Data listing:
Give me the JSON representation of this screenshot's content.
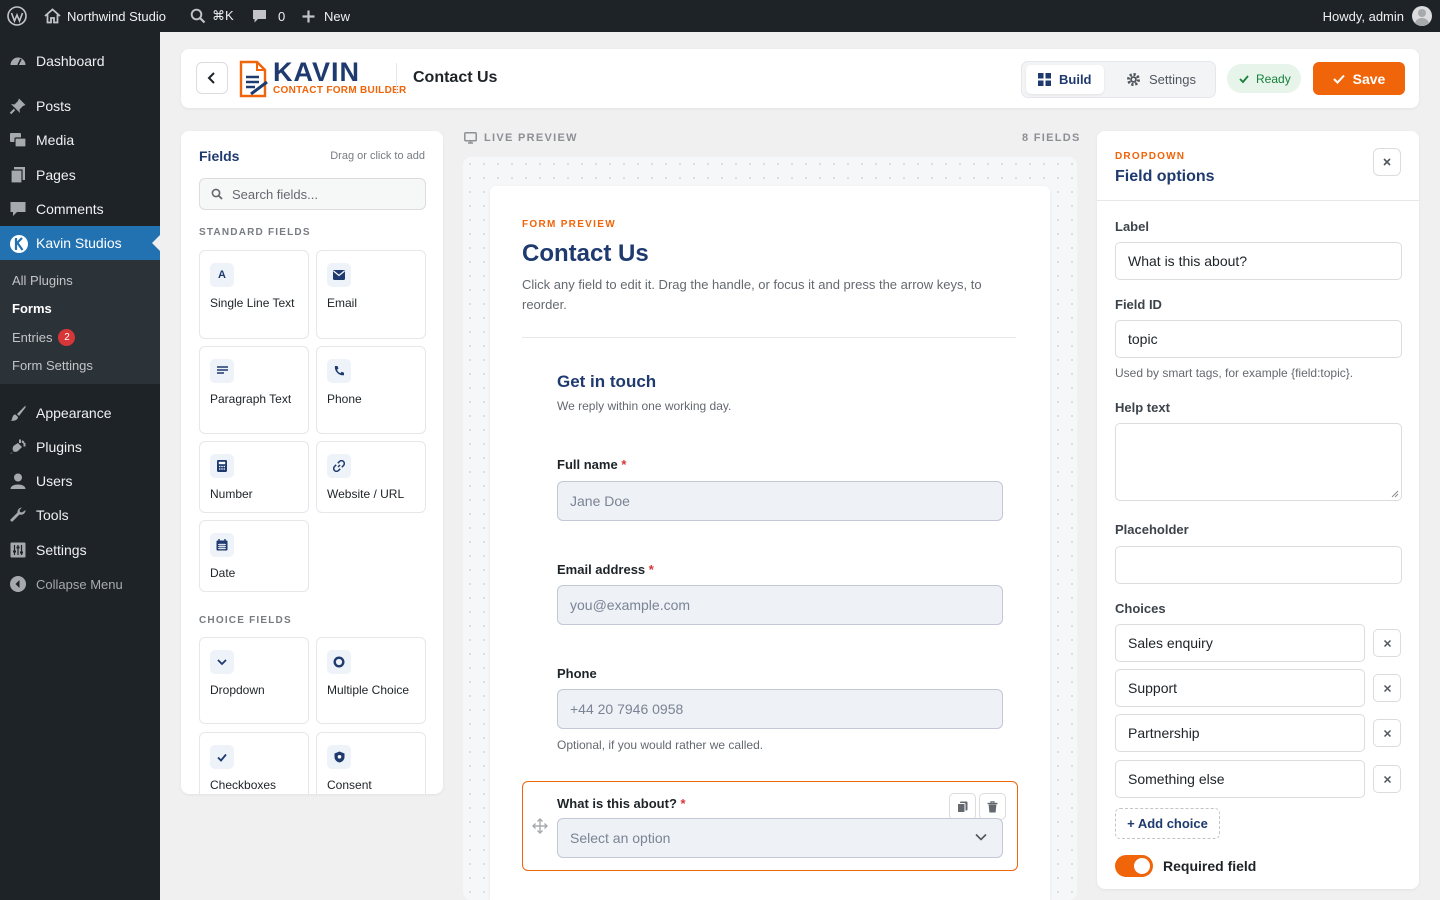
{
  "adminbar": {
    "site_name": "Northwind Studio",
    "search_shortcut": "⌘K",
    "comments_count": "0",
    "new_label": "New",
    "howdy": "Howdy, admin"
  },
  "sidebar": {
    "dashboard": "Dashboard",
    "posts": "Posts",
    "media": "Media",
    "pages": "Pages",
    "comments": "Comments",
    "kavin": "Kavin Studios",
    "sub": {
      "all_plugins": "All Plugins",
      "forms": "Forms",
      "entries": "Entries",
      "entries_badge": "2",
      "form_settings": "Form Settings"
    },
    "appearance": "Appearance",
    "plugins": "Plugins",
    "users": "Users",
    "tools": "Tools",
    "settings": "Settings",
    "collapse": "Collapse Menu"
  },
  "header": {
    "logo_main": "KAVIN",
    "logo_sub": "CONTACT FORM BUILDER",
    "title": "Contact Us",
    "build": "Build",
    "settings": "Settings",
    "ready": "Ready",
    "save": "Save"
  },
  "fields_panel": {
    "title": "Fields",
    "hint": "Drag or click to add",
    "search_placeholder": "Search fields...",
    "standard_heading": "STANDARD FIELDS",
    "standard": [
      {
        "label": "Single Line Text",
        "glyph": "A"
      },
      {
        "label": "Email"
      },
      {
        "label": "Paragraph Text"
      },
      {
        "label": "Phone"
      },
      {
        "label": "Number"
      },
      {
        "label": "Website / URL"
      },
      {
        "label": "Date"
      }
    ],
    "choice_heading": "CHOICE FIELDS",
    "choice": [
      {
        "label": "Dropdown"
      },
      {
        "label": "Multiple Choice"
      },
      {
        "label": "Checkboxes"
      },
      {
        "label": "Consent"
      }
    ]
  },
  "preview": {
    "label": "LIVE PREVIEW",
    "count": "8 FIELDS",
    "eyebrow": "FORM PREVIEW",
    "title": "Contact Us",
    "description": "Click any field to edit it. Drag the handle, or focus it and press the arrow keys, to reorder.",
    "group_title": "Get in touch",
    "group_sub": "We reply within one working day.",
    "required_mark": "*",
    "full_name": {
      "label": "Full name",
      "placeholder": "Jane Doe"
    },
    "email": {
      "label": "Email address",
      "placeholder": "you@example.com"
    },
    "phone": {
      "label": "Phone",
      "placeholder": "+44 20 7946 0958",
      "help": "Optional, if you would rather we called."
    },
    "topic": {
      "label": "What is this about?",
      "placeholder": "Select an option"
    }
  },
  "options": {
    "eyebrow": "DROPDOWN",
    "title": "Field options",
    "label_label": "Label",
    "label_value": "What is this about?",
    "fieldid_label": "Field ID",
    "fieldid_value": "topic",
    "fieldid_help": "Used by smart tags, for example {field:topic}.",
    "help_label": "Help text",
    "help_value": "",
    "placeholder_label": "Placeholder",
    "placeholder_value": "",
    "choices_label": "Choices",
    "choices": [
      "Sales enquiry",
      "Support",
      "Partnership",
      "Something else"
    ],
    "add_choice": "+ Add choice",
    "required_label": "Required field",
    "required_on": true
  },
  "colors": {
    "accent": "#f0640a",
    "brand_navy": "#1e3a6f",
    "wp_blue": "#2271b1",
    "admin_dark": "#1d2327",
    "ready_green": "#16803c"
  }
}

## Objective
Every record must be copied exactly, with images dropped from the result.

## Answer in full
Give me the JSON representation of this screenshot's content.
{
  "adminbar": {
    "site_name": "Northwind Studio",
    "search_shortcut": "⌘K",
    "comments_count": "0",
    "new_label": "New",
    "howdy": "Howdy, admin"
  },
  "sidebar": {
    "dashboard": "Dashboard",
    "posts": "Posts",
    "media": "Media",
    "pages": "Pages",
    "comments": "Comments",
    "kavin": "Kavin Studios",
    "sub": {
      "all_plugins": "All Plugins",
      "forms": "Forms",
      "entries": "Entries",
      "entries_badge": "2",
      "form_settings": "Form Settings"
    },
    "appearance": "Appearance",
    "plugins": "Plugins",
    "users": "Users",
    "tools": "Tools",
    "settings": "Settings",
    "collapse": "Collapse Menu"
  },
  "header": {
    "logo_main": "KAVIN",
    "logo_sub": "CONTACT FORM BUILDER",
    "title": "Contact Us",
    "build": "Build",
    "settings": "Settings",
    "ready": "Ready",
    "save": "Save"
  },
  "fields_panel": {
    "title": "Fields",
    "hint": "Drag or click to add",
    "search_placeholder": "Search fields...",
    "standard_heading": "STANDARD FIELDS",
    "standard": [
      {
        "label": "Single Line Text",
        "glyph": "A"
      },
      {
        "label": "Email"
      },
      {
        "label": "Paragraph Text"
      },
      {
        "label": "Phone"
      },
      {
        "label": "Number"
      },
      {
        "label": "Website / URL"
      },
      {
        "label": "Date"
      }
    ],
    "choice_heading": "CHOICE FIELDS",
    "choice": [
      {
        "label": "Dropdown"
      },
      {
        "label": "Multiple Choice"
      },
      {
        "label": "Checkboxes"
      },
      {
        "label": "Consent"
      }
    ]
  },
  "preview": {
    "label": "LIVE PREVIEW",
    "count": "8 FIELDS",
    "eyebrow": "FORM PREVIEW",
    "title": "Contact Us",
    "description": "Click any field to edit it. Drag the handle, or focus it and press the arrow keys, to reorder.",
    "group_title": "Get in touch",
    "group_sub": "We reply within one working day.",
    "required_mark": "*",
    "full_name": {
      "label": "Full name",
      "placeholder": "Jane Doe"
    },
    "email": {
      "label": "Email address",
      "placeholder": "you@example.com"
    },
    "phone": {
      "label": "Phone",
      "placeholder": "+44 20 7946 0958",
      "help": "Optional, if you would rather we called."
    },
    "topic": {
      "label": "What is this about?",
      "placeholder": "Select an option"
    }
  },
  "options": {
    "eyebrow": "DROPDOWN",
    "title": "Field options",
    "label_label": "Label",
    "label_value": "What is this about?",
    "fieldid_label": "Field ID",
    "fieldid_value": "topic",
    "fieldid_help": "Used by smart tags, for example {field:topic}.",
    "help_label": "Help text",
    "help_value": "",
    "placeholder_label": "Placeholder",
    "placeholder_value": "",
    "choices_label": "Choices",
    "choices": [
      "Sales enquiry",
      "Support",
      "Partnership",
      "Something else"
    ],
    "add_choice": "+ Add choice",
    "required_label": "Required field",
    "required_on": true
  },
  "colors": {
    "accent": "#f0640a",
    "brand_navy": "#1e3a6f",
    "wp_blue": "#2271b1",
    "admin_dark": "#1d2327",
    "ready_green": "#16803c"
  }
}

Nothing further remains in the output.